Request -
Copy only this range: the line with "Transcribe this image's" through the final line of the material, inclusive at both ends.

Given data -
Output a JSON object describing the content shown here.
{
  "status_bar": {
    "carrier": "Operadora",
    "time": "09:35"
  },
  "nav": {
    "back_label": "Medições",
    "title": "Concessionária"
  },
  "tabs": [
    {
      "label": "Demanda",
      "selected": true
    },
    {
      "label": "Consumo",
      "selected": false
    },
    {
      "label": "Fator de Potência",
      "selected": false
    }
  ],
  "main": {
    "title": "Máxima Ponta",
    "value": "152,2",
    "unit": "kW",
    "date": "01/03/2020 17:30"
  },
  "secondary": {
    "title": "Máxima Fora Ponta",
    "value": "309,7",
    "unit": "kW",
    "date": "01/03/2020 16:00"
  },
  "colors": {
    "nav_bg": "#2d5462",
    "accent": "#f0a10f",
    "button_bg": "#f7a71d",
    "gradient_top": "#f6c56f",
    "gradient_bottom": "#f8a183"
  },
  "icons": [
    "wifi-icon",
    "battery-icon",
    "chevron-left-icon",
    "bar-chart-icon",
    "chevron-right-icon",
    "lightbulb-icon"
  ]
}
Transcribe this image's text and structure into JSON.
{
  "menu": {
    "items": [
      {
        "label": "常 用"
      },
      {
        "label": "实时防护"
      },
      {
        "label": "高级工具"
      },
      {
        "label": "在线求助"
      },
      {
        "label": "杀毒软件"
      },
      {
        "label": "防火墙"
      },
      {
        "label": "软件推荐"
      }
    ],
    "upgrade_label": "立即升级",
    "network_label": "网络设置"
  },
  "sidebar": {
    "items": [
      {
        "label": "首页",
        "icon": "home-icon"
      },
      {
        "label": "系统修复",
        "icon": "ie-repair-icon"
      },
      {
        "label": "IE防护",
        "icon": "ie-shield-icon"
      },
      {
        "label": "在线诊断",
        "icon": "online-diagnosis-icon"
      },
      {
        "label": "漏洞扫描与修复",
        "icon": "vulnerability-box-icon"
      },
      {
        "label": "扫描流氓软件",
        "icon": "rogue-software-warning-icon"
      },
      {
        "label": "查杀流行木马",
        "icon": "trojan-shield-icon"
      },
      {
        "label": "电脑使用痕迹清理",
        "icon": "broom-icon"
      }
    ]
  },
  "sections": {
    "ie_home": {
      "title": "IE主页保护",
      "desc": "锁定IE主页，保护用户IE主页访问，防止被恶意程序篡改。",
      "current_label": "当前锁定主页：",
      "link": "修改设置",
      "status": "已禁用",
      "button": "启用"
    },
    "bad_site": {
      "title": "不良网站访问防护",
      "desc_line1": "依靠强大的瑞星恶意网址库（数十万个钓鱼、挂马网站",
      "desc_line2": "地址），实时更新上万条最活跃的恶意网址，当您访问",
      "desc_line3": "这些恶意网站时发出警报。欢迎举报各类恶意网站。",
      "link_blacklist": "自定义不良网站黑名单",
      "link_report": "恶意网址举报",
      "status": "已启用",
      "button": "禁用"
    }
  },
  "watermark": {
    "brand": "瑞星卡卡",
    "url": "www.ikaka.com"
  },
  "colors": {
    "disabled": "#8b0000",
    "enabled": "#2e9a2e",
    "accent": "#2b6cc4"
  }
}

Response to the task -
Transcribe this image's text and structure into JSON.
{
  "menu": {
    "items": [
      {
        "label": "常 用"
      },
      {
        "label": "实时防护"
      },
      {
        "label": "高级工具"
      },
      {
        "label": "在线求助"
      },
      {
        "label": "杀毒软件"
      },
      {
        "label": "防火墙"
      },
      {
        "label": "软件推荐"
      }
    ],
    "upgrade_label": "立即升级",
    "network_label": "网络设置"
  },
  "sidebar": {
    "items": [
      {
        "label": "首页",
        "icon": "home-icon"
      },
      {
        "label": "系统修复",
        "icon": "ie-repair-icon"
      },
      {
        "label": "IE防护",
        "icon": "ie-shield-icon"
      },
      {
        "label": "在线诊断",
        "icon": "online-diagnosis-icon"
      },
      {
        "label": "漏洞扫描与修复",
        "icon": "vulnerability-box-icon"
      },
      {
        "label": "扫描流氓软件",
        "icon": "rogue-software-warning-icon"
      },
      {
        "label": "查杀流行木马",
        "icon": "trojan-shield-icon"
      },
      {
        "label": "电脑使用痕迹清理",
        "icon": "broom-icon"
      }
    ]
  },
  "sections": {
    "ie_home": {
      "title": "IE主页保护",
      "desc": "锁定IE主页，保护用户IE主页访问，防止被恶意程序篡改。",
      "current_label": "当前锁定主页：",
      "link": "修改设置",
      "status": "已禁用",
      "button": "启用"
    },
    "bad_site": {
      "title": "不良网站访问防护",
      "desc_line1": "依靠强大的瑞星恶意网址库（数十万个钓鱼、挂马网站",
      "desc_line2": "地址），实时更新上万条最活跃的恶意网址，当您访问",
      "desc_line3": "这些恶意网站时发出警报。欢迎举报各类恶意网站。",
      "link_blacklist": "自定义不良网站黑名单",
      "link_report": "恶意网址举报",
      "status": "已启用",
      "button": "禁用"
    }
  },
  "watermark": {
    "brand": "瑞星卡卡",
    "url": "www.ikaka.com"
  },
  "colors": {
    "disabled": "#8b0000",
    "enabled": "#2e9a2e",
    "accent": "#2b6cc4"
  }
}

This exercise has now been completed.